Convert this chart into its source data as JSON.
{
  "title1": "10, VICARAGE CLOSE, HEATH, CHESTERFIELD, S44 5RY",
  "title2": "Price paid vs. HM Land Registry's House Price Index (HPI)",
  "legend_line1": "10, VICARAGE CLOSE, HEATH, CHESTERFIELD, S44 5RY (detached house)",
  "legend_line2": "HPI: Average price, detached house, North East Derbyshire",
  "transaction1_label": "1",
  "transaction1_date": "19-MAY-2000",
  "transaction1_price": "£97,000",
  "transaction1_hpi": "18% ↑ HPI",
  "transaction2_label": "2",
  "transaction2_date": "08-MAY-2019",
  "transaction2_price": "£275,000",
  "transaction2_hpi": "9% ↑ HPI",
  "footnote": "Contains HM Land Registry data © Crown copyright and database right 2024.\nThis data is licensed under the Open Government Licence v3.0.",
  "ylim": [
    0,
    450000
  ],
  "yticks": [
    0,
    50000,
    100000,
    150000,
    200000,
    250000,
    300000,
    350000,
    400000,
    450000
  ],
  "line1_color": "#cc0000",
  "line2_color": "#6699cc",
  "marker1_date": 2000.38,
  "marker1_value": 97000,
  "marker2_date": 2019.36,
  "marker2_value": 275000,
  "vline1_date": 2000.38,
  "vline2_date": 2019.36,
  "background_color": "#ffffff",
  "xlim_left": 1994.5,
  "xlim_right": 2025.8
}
==================================================
From the first line to the last, retype the data exactly.

Convert this chart into its source data as JSON.
{
  "title1": "10, VICARAGE CLOSE, HEATH, CHESTERFIELD, S44 5RY",
  "title2": "Price paid vs. HM Land Registry's House Price Index (HPI)",
  "legend_line1": "10, VICARAGE CLOSE, HEATH, CHESTERFIELD, S44 5RY (detached house)",
  "legend_line2": "HPI: Average price, detached house, North East Derbyshire",
  "transaction1_label": "1",
  "transaction1_date": "19-MAY-2000",
  "transaction1_price": "£97,000",
  "transaction1_hpi": "18% ↑ HPI",
  "transaction2_label": "2",
  "transaction2_date": "08-MAY-2019",
  "transaction2_price": "£275,000",
  "transaction2_hpi": "9% ↑ HPI",
  "footnote": "Contains HM Land Registry data © Crown copyright and database right 2024.\nThis data is licensed under the Open Government Licence v3.0.",
  "ylim": [
    0,
    450000
  ],
  "yticks": [
    0,
    50000,
    100000,
    150000,
    200000,
    250000,
    300000,
    350000,
    400000,
    450000
  ],
  "line1_color": "#cc0000",
  "line2_color": "#6699cc",
  "marker1_date": 2000.38,
  "marker1_value": 97000,
  "marker2_date": 2019.36,
  "marker2_value": 275000,
  "vline1_date": 2000.38,
  "vline2_date": 2019.36,
  "background_color": "#ffffff",
  "xlim_left": 1994.5,
  "xlim_right": 2025.8
}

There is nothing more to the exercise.